SHORT TASK >>
Work out the number of lines with the word "Redewendungen" in the material below, then reply with that number only.

Dataset records
________________
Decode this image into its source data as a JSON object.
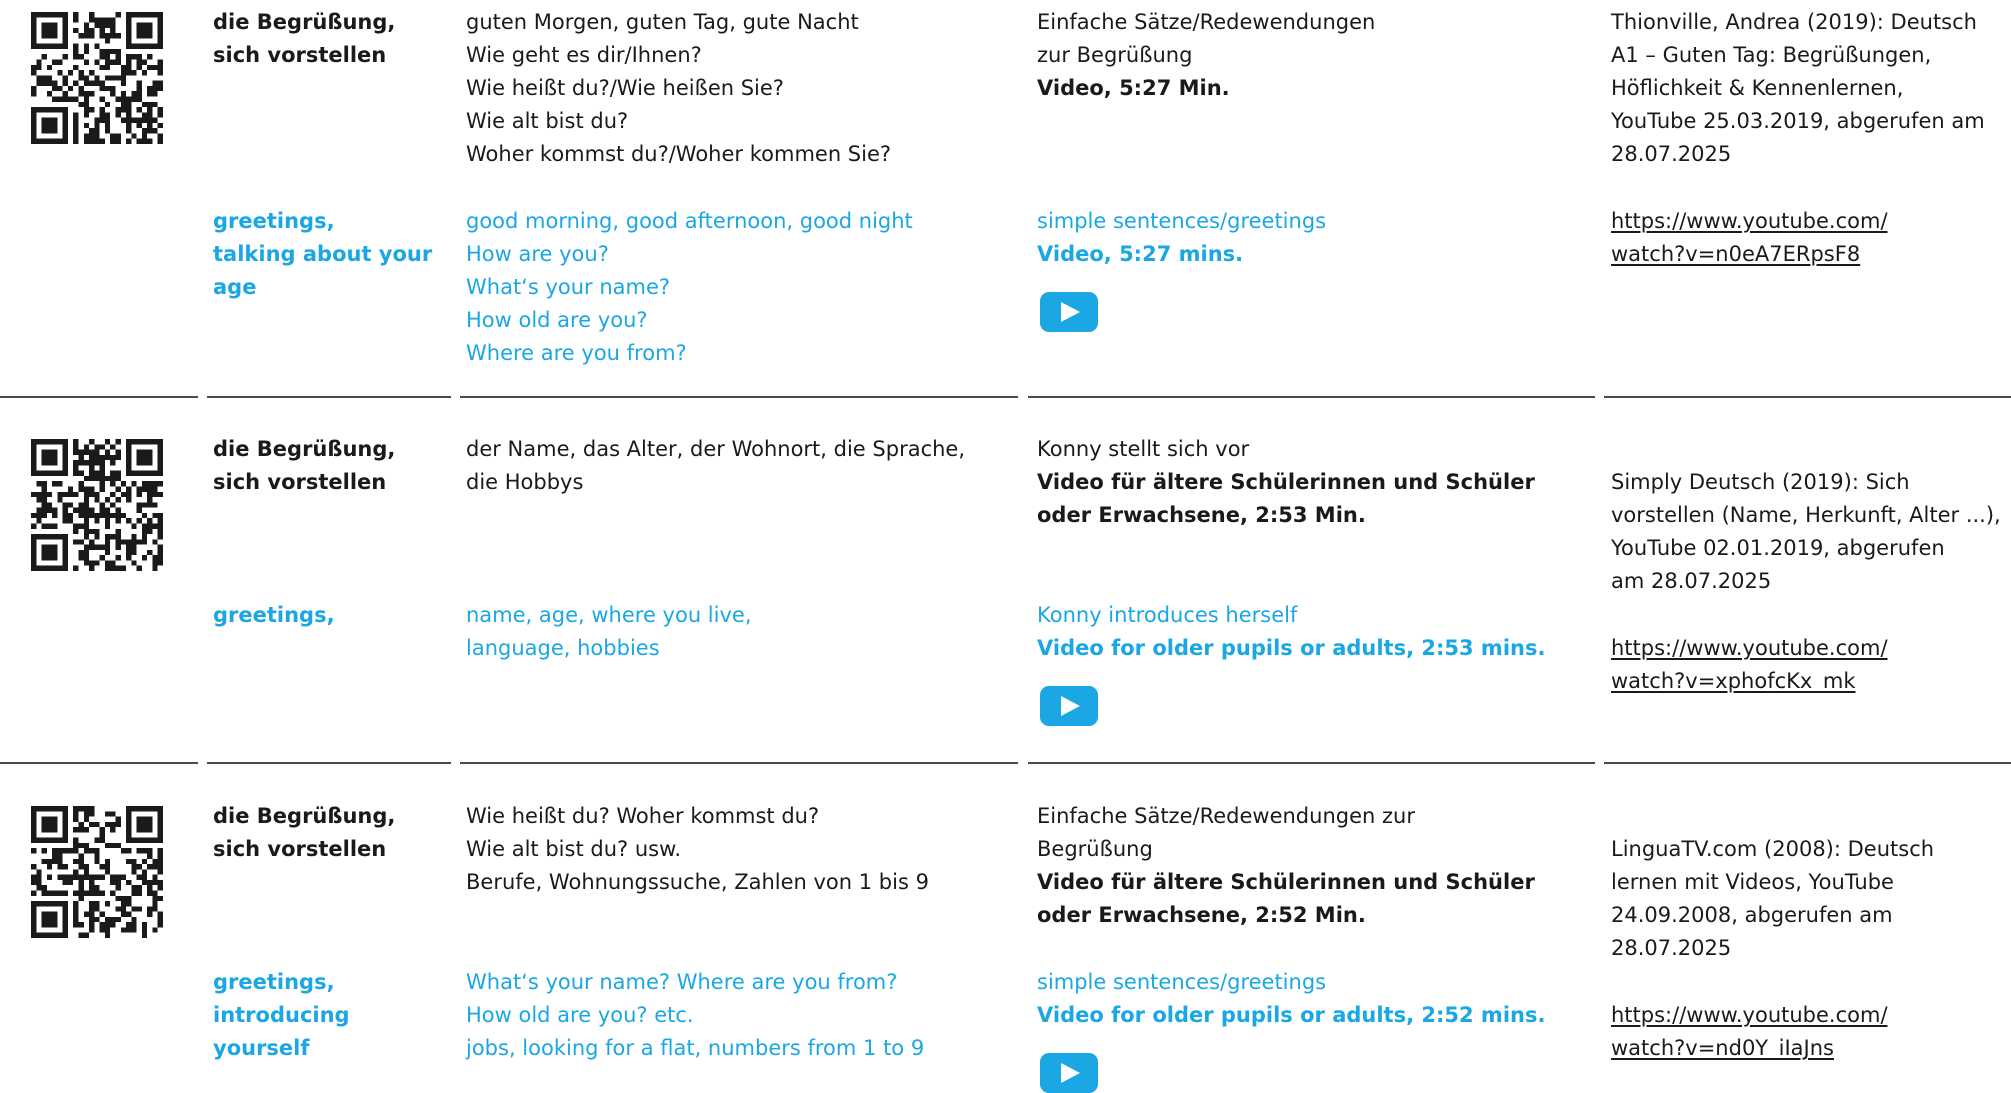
{
  "entries": [
    {
      "topic_de": [
        "die Begrüßung,",
        "sich vorstellen"
      ],
      "topic_en": [
        "greetings,",
        "talking about your",
        "age"
      ],
      "words_de": [
        "guten Morgen, guten Tag, gute Nacht",
        "Wie geht es dir/Ihnen?",
        "Wie heißt du?/Wie heißen Sie?",
        "Wie alt bist du?",
        "Woher kommst du?/Woher kommen Sie?"
      ],
      "words_en": [
        "good morning, good afternoon, good night",
        "How are you?",
        "What‘s your name?",
        "How old are you?",
        "Where are you from?"
      ],
      "media_de": [
        "Einfache Sätze/Redewendungen",
        "zur Begrüßung"
      ],
      "media_de_bold": [
        "Video, 5:27 Min."
      ],
      "media_en": [
        "simple sentences/greetings"
      ],
      "media_en_bold": [
        "Video, 5:27 mins."
      ],
      "source": [
        "Thionville, Andrea (2019): Deutsch",
        "A1 – Guten Tag: Begrüßungen,",
        "Höflichkeit & Kennenlernen,",
        "YouTube 25.03.2019, abgerufen am",
        "28.07.2025"
      ],
      "link": [
        "https://www.youtube.com/",
        "watch?v=n0eA7ERpsF8"
      ]
    },
    {
      "topic_de": [
        "die Begrüßung,",
        "sich vorstellen"
      ],
      "topic_en": [
        "greetings,"
      ],
      "words_de": [
        "der Name, das Alter, der Wohnort, die Sprache,",
        "die Hobbys"
      ],
      "words_en": [
        "name, age, where you live,",
        "language, hobbies"
      ],
      "media_de": [
        "Konny stellt sich vor"
      ],
      "media_de_bold": [
        "Video für ältere Schülerinnen und Schüler",
        "oder Erwachsene, 2:53 Min."
      ],
      "media_en": [
        "Konny introduces herself"
      ],
      "media_en_bold": [
        "Video for older pupils or adults, 2:53 mins."
      ],
      "source": [
        "Simply Deutsch (2019): Sich",
        "vorstellen (Name, Herkunft, Alter ...),",
        "YouTube 02.01.2019, abgerufen",
        "am 28.07.2025"
      ],
      "link": [
        "https://www.youtube.com/",
        "watch?v=xphofcKx_mk"
      ]
    },
    {
      "topic_de": [
        "die Begrüßung,",
        "sich vorstellen"
      ],
      "topic_en": [
        "greetings,",
        "introducing",
        "yourself"
      ],
      "words_de": [
        "Wie heißt du? Woher kommst du?",
        "Wie alt bist du? usw.",
        "Berufe, Wohnungssuche, Zahlen von 1 bis 9"
      ],
      "words_en": [
        "What‘s your name? Where are you from?",
        "How old are you? etc.",
        "jobs, looking for a flat, numbers from 1 to 9"
      ],
      "media_de": [
        "Einfache Sätze/Redewendungen zur",
        "Begrüßung"
      ],
      "media_de_bold": [
        "Video für ältere Schülerinnen und Schüler",
        "oder Erwachsene, 2:52 Min."
      ],
      "media_en": [
        "simple sentences/greetings"
      ],
      "media_en_bold": [
        "Video for older pupils or adults, 2:52 mins."
      ],
      "source": [
        "LinguaTV.com (2008): Deutsch",
        "lernen mit Videos, YouTube",
        "24.09.2008, abgerufen am",
        "28.07.2025"
      ],
      "link": [
        "https://www.youtube.com/",
        "watch?v=nd0Y_iIaJns"
      ]
    }
  ],
  "colors": {
    "accent": "#1aa7e3",
    "text": "#1a1a1a",
    "rule": "#4a4a4a"
  },
  "icons": {
    "qr": "qr-code-icon",
    "play": "play-icon"
  }
}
________________
THE ANSWER >>
2